Given problem
Which lines contain the word "下列叙述正确的是"? Return each of them as written.

Provided data
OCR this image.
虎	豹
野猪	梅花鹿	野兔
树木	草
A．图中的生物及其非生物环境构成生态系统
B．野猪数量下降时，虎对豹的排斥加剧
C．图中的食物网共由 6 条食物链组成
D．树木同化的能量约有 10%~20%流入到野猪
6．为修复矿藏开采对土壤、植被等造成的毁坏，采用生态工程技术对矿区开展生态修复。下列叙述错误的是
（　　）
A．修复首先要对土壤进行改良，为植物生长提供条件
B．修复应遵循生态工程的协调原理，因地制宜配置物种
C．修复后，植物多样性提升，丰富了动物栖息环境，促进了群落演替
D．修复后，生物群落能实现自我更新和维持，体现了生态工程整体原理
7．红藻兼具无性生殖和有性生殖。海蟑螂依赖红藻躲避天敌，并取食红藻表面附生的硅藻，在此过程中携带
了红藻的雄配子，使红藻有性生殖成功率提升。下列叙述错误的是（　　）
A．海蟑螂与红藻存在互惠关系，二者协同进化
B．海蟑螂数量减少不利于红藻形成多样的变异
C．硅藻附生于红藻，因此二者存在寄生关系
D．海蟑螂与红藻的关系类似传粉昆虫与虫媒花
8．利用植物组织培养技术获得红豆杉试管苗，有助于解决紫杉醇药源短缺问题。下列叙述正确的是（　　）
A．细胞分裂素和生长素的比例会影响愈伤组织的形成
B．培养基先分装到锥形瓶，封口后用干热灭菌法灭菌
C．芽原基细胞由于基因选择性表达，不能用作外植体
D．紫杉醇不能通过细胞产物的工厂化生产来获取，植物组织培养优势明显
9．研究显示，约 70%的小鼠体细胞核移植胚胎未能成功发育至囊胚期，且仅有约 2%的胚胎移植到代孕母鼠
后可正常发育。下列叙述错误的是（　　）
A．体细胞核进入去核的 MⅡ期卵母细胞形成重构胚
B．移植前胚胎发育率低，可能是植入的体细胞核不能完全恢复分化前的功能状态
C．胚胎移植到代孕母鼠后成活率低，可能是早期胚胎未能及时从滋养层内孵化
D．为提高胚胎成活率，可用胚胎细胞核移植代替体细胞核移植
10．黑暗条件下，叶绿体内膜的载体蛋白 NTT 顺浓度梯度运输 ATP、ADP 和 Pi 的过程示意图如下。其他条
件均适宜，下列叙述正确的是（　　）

Solution to this problem
8．利用植物组织培养技术获得红豆杉试管苗，有助于解决紫杉醇药源短缺问题。下列叙述正确的是（　　）
件均适宜，下列叙述正确的是（　　）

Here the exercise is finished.